[EXERCISE] Provide an exact reproduction of every entry.
RECORDS FOR THIS TASK start
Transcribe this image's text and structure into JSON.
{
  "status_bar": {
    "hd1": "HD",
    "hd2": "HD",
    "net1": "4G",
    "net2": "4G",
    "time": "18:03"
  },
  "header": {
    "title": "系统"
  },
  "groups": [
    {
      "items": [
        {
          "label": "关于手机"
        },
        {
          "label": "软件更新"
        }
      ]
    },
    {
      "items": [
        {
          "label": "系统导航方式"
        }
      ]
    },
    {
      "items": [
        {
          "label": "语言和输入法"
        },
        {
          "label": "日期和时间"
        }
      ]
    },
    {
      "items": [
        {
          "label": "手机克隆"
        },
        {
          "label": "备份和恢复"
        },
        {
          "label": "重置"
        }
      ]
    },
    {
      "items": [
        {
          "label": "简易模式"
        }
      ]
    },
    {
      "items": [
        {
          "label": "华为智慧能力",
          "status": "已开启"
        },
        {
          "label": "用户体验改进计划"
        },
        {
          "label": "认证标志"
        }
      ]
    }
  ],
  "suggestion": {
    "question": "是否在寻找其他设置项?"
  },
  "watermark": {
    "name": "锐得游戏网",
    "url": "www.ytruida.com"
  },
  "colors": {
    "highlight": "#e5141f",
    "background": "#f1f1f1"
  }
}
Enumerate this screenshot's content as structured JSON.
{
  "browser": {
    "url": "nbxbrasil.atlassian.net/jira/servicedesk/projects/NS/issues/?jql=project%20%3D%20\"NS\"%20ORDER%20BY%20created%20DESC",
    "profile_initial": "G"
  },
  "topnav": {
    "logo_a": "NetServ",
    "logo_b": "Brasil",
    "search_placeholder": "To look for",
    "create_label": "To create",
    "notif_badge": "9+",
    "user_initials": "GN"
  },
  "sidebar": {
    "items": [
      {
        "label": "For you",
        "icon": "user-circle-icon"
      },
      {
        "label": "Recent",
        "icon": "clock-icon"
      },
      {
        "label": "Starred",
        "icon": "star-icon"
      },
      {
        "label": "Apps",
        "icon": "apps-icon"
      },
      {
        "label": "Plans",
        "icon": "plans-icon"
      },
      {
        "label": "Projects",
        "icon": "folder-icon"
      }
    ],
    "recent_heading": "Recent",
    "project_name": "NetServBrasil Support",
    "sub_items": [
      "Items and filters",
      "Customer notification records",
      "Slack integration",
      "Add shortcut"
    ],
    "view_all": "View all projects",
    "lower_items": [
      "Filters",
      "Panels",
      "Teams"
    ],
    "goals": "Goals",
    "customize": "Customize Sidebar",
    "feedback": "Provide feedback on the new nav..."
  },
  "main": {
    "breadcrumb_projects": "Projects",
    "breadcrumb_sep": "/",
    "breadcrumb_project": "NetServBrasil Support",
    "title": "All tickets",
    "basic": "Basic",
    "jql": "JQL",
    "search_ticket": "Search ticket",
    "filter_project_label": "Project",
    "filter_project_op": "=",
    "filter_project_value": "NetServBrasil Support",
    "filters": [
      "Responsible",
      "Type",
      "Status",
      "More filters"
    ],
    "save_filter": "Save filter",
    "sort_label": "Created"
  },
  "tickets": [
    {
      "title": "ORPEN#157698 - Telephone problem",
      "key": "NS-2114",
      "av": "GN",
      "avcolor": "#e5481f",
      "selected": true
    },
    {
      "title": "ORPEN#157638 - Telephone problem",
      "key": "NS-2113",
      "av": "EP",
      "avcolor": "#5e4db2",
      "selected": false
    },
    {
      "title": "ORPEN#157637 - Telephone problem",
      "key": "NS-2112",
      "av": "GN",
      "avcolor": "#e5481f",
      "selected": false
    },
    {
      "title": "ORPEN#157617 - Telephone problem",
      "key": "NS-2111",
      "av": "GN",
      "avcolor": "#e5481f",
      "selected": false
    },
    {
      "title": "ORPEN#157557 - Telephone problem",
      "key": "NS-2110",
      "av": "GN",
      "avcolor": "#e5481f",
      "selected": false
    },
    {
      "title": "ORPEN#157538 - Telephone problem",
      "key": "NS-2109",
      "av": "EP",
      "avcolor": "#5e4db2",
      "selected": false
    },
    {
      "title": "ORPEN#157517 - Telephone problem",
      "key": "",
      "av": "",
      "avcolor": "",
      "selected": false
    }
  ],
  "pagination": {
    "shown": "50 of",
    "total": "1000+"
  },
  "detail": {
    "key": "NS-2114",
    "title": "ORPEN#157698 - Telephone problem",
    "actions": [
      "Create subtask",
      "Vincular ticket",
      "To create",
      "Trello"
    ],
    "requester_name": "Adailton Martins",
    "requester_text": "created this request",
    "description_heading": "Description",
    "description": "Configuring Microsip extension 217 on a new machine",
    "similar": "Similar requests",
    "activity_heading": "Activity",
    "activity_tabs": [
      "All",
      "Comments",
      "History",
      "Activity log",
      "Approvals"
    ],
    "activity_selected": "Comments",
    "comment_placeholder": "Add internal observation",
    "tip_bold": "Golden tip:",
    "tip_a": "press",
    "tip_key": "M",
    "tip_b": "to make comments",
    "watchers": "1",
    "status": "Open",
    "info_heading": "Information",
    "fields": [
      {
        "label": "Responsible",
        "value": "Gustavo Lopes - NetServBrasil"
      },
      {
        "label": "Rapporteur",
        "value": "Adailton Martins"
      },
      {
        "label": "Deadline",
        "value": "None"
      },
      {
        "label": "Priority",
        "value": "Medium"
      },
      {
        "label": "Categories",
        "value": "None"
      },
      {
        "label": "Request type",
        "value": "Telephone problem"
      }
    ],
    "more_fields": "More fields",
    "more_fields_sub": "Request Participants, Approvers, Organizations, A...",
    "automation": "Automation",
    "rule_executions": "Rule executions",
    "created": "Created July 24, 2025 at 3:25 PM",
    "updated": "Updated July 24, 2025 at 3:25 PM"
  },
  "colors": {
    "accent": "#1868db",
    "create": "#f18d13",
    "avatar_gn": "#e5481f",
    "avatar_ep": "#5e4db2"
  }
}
RECORDS FOR THIS TASK end
[TASK RESULT]
Transcribe this image's text and structure into JSON.
{
  "status_bar": {
    "hd1": "HD",
    "hd2": "HD",
    "net1": "4G",
    "net2": "4G",
    "time": "18:03"
  },
  "header": {
    "title": "系统"
  },
  "groups": [
    {
      "items": [
        {
          "label": "关于手机"
        },
        {
          "label": "软件更新"
        }
      ]
    },
    {
      "items": [
        {
          "label": "系统导航方式"
        }
      ]
    },
    {
      "items": [
        {
          "label": "语言和输入法"
        },
        {
          "label": "日期和时间"
        }
      ]
    },
    {
      "items": [
        {
          "label": "手机克隆"
        },
        {
          "label": "备份和恢复"
        },
        {
          "label": "重置"
        }
      ]
    },
    {
      "items": [
        {
          "label": "简易模式"
        }
      ]
    },
    {
      "items": [
        {
          "label": "华为智慧能力",
          "status": "已开启"
        },
        {
          "label": "用户体验改进计划"
        },
        {
          "label": "认证标志"
        }
      ]
    }
  ],
  "suggestion": {
    "question": "是否在寻找其他设置项?"
  },
  "watermark": {
    "name": "锐得游戏网",
    "url": "www.ytruida.com"
  },
  "colors": {
    "highlight": "#e5141f",
    "background": "#f1f1f1"
  }
}
Enumerate this screenshot's content as structured JSON.
{
  "browser": {
    "url": "nbxbrasil.atlassian.net/jira/servicedesk/projects/NS/issues/?jql=project%20%3D%20\"NS\"%20ORDER%20BY%20created%20DESC",
    "profile_initial": "G"
  },
  "topnav": {
    "logo_a": "NetServ",
    "logo_b": "Brasil",
    "search_placeholder": "To look for",
    "create_label": "To create",
    "notif_badge": "9+",
    "user_initials": "GN"
  },
  "sidebar": {
    "items": [
      {
        "label": "For you",
        "icon": "user-circle-icon"
      },
      {
        "label": "Recent",
        "icon": "clock-icon"
      },
      {
        "label": "Starred",
        "icon": "star-icon"
      },
      {
        "label": "Apps",
        "icon": "apps-icon"
      },
      {
        "label": "Plans",
        "icon": "plans-icon"
      },
      {
        "label": "Projects",
        "icon": "folder-icon"
      }
    ],
    "recent_heading": "Recent",
    "project_name": "NetServBrasil Support",
    "sub_items": [
      "Items and filters",
      "Customer notification records",
      "Slack integration",
      "Add shortcut"
    ],
    "view_all": "View all projects",
    "lower_items": [
      "Filters",
      "Panels",
      "Teams"
    ],
    "goals": "Goals",
    "customize": "Customize Sidebar",
    "feedback": "Provide feedback on the new nav..."
  },
  "main": {
    "breadcrumb_projects": "Projects",
    "breadcrumb_sep": "/",
    "breadcrumb_project": "NetServBrasil Support",
    "title": "All tickets",
    "basic": "Basic",
    "jql": "JQL",
    "search_ticket": "Search ticket",
    "filter_project_label": "Project",
    "filter_project_op": "=",
    "filter_project_value": "NetServBrasil Support",
    "filters": [
      "Responsible",
      "Type",
      "Status",
      "More filters"
    ],
    "save_filter": "Save filter",
    "sort_label": "Created"
  },
  "tickets": [
    {
      "title": "ORPEN#157698 - Telephone problem",
      "key": "NS-2114",
      "av": "GN",
      "avcolor": "#e5481f",
      "selected": true
    },
    {
      "title": "ORPEN#157638 - Telephone problem",
      "key": "NS-2113",
      "av": "EP",
      "avcolor": "#5e4db2",
      "selected": false
    },
    {
      "title": "ORPEN#157637 - Telephone problem",
      "key": "NS-2112",
      "av": "GN",
      "avcolor": "#e5481f",
      "selected": false
    },
    {
      "title": "ORPEN#157617 - Telephone problem",
      "key": "NS-2111",
      "av": "GN",
      "avcolor": "#e5481f",
      "selected": false
    },
    {
      "title": "ORPEN#157557 - Telephone problem",
      "key": "NS-2110",
      "av": "GN",
      "avcolor": "#e5481f",
      "selected": false
    },
    {
      "title": "ORPEN#157538 - Telephone problem",
      "key": "NS-2109",
      "av": "EP",
      "avcolor": "#5e4db2",
      "selected": false
    },
    {
      "title": "ORPEN#157517 - Telephone problem",
      "key": "",
      "av": "",
      "avcolor": "",
      "selected": false
    }
  ],
  "pagination": {
    "shown": "50 of",
    "total": "1000+"
  },
  "detail": {
    "key": "NS-2114",
    "title": "ORPEN#157698 - Telephone problem",
    "actions": [
      "Create subtask",
      "Vincular ticket",
      "To create",
      "Trello"
    ],
    "requester_name": "Adailton Martins",
    "requester_text": "created this request",
    "description_heading": "Description",
    "description": "Configuring Microsip extension 217 on a new machine",
    "similar": "Similar requests",
    "activity_heading": "Activity",
    "activity_tabs": [
      "All",
      "Comments",
      "History",
      "Activity log",
      "Approvals"
    ],
    "activity_selected": "Comments",
    "comment_placeholder": "Add internal observation",
    "tip_bold": "Golden tip:",
    "tip_a": "press",
    "tip_key": "M",
    "tip_b": "to make comments",
    "watchers": "1",
    "status": "Open",
    "info_heading": "Information",
    "fields": [
      {
        "label": "Responsible",
        "value": "Gustavo Lopes - NetServBrasil"
      },
      {
        "label": "Rapporteur",
        "value": "Adailton Martins"
      },
      {
        "label": "Deadline",
        "value": "None"
      },
      {
        "label": "Priority",
        "value": "Medium"
      },
      {
        "label": "Categories",
        "value": "None"
      },
      {
        "label": "Request type",
        "value": "Telephone problem"
      }
    ],
    "more_fields": "More fields",
    "more_fields_sub": "Request Participants, Approvers, Organizations, A...",
    "automation": "Automation",
    "rule_executions": "Rule executions",
    "created": "Created July 24, 2025 at 3:25 PM",
    "updated": "Updated July 24, 2025 at 3:25 PM"
  },
  "colors": {
    "accent": "#1868db",
    "create": "#f18d13",
    "avatar_gn": "#e5481f",
    "avatar_ep": "#5e4db2"
  }
}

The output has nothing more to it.